Go through the data below and copy it exactly, skipping every picture.

A block of data:
********************

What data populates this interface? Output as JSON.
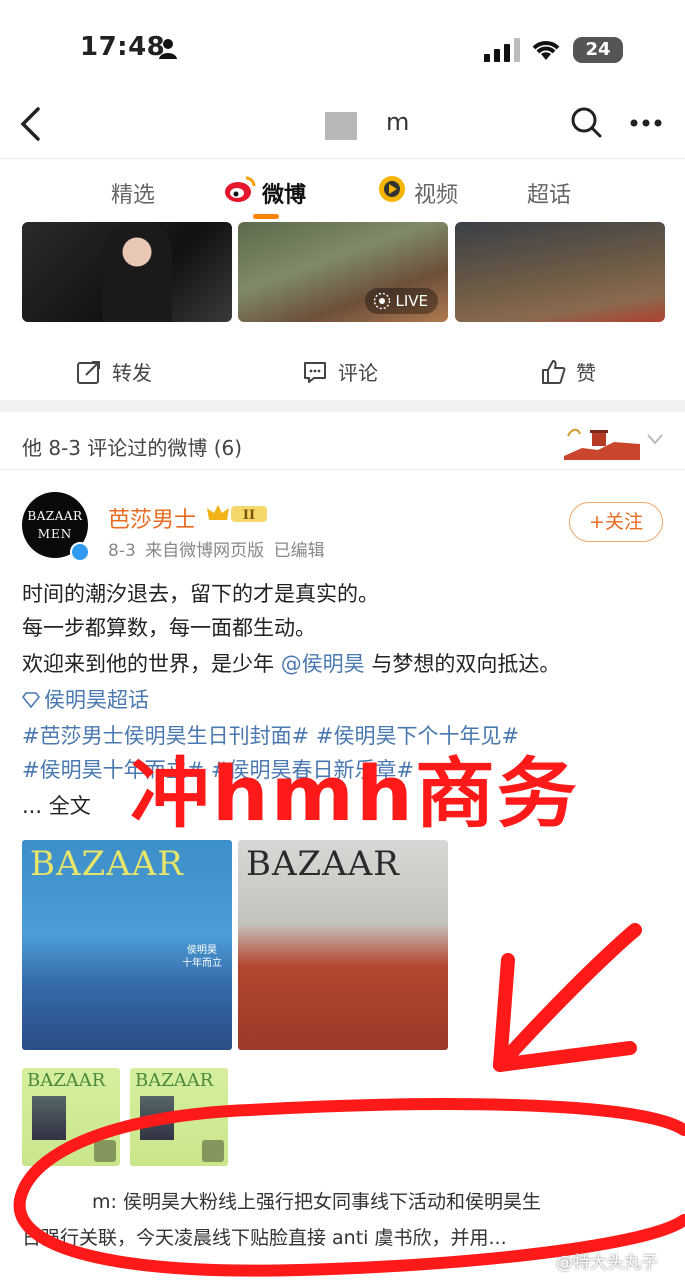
{
  "status": {
    "time": "17:48",
    "battery": "24"
  },
  "nav": {
    "title_suffix": "m"
  },
  "tabs": [
    {
      "label": "精选"
    },
    {
      "label": "微博"
    },
    {
      "label": "视频"
    },
    {
      "label": "超话"
    }
  ],
  "media": {
    "live_label": "LIVE"
  },
  "actions": {
    "repost": "转发",
    "comment": "评论",
    "like": "赞"
  },
  "comment_header": {
    "label": "他 8-3 评论过的微博 (6)"
  },
  "post": {
    "author": "芭莎男士",
    "badge_level": "II",
    "meta": "8-3  来自微博网页版  已编辑",
    "follow": "+关注",
    "avatar_line1": "BAZAAR",
    "avatar_line2": "MEN",
    "line1": "时间的潮汐退去，留下的才是真实的。",
    "line2": "每一步都算数，每一面都生动。",
    "line3_pre": "欢迎来到他的世界，是少年 ",
    "line3_mention": "@侯明昊",
    "line3_post": " 与梦想的双向抵达。",
    "supertopic": "侯明昊超话",
    "hashtags1": "#芭莎男士侯明昊生日刊封面#  #侯明昊下个十年见#",
    "hashtags2": "#侯明昊十年而立#  #侯明昊春日新乐章#",
    "more": "... 全文",
    "cover_title": "BAZAAR",
    "cover_sub": "侯明昊\n十年而立"
  },
  "overlay": {
    "text": "冲hmh商务"
  },
  "ad": {
    "line1": "m: 侯明昊大粉线上强行把女同事线下活动和侯明昊生",
    "line2": "日强行关联，今天凌晨线下贴脸直接 anti 虞书欣，并用..."
  },
  "watermark": "@特大头丸子",
  "colors": {
    "accent": "#ff8200",
    "author": "#e86b1f",
    "link": "#4a78b0",
    "annotation_red": "#ff1a1a"
  }
}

********************

Answer for the task:
What data populates this interface? Output as JSON.
{
  "status": {
    "time": "17:48",
    "battery": "24"
  },
  "nav": {
    "title_suffix": "m"
  },
  "tabs": [
    {
      "label": "精选"
    },
    {
      "label": "微博"
    },
    {
      "label": "视频"
    },
    {
      "label": "超话"
    }
  ],
  "media": {
    "live_label": "LIVE"
  },
  "actions": {
    "repost": "转发",
    "comment": "评论",
    "like": "赞"
  },
  "comment_header": {
    "label": "他 8-3 评论过的微博 (6)"
  },
  "post": {
    "author": "芭莎男士",
    "badge_level": "II",
    "meta": "8-3  来自微博网页版  已编辑",
    "follow": "+关注",
    "avatar_line1": "BAZAAR",
    "avatar_line2": "MEN",
    "line1": "时间的潮汐退去，留下的才是真实的。",
    "line2": "每一步都算数，每一面都生动。",
    "line3_pre": "欢迎来到他的世界，是少年 ",
    "line3_mention": "@侯明昊",
    "line3_post": " 与梦想的双向抵达。",
    "supertopic": "侯明昊超话",
    "hashtags1": "#芭莎男士侯明昊生日刊封面#  #侯明昊下个十年见#",
    "hashtags2": "#侯明昊十年而立#  #侯明昊春日新乐章#",
    "more": "... 全文",
    "cover_title": "BAZAAR",
    "cover_sub": "侯明昊\n十年而立"
  },
  "overlay": {
    "text": "冲hmh商务"
  },
  "ad": {
    "line1": "m: 侯明昊大粉线上强行把女同事线下活动和侯明昊生",
    "line2": "日强行关联，今天凌晨线下贴脸直接 anti 虞书欣，并用..."
  },
  "watermark": "@特大头丸子",
  "colors": {
    "accent": "#ff8200",
    "author": "#e86b1f",
    "link": "#4a78b0",
    "annotation_red": "#ff1a1a"
  }
}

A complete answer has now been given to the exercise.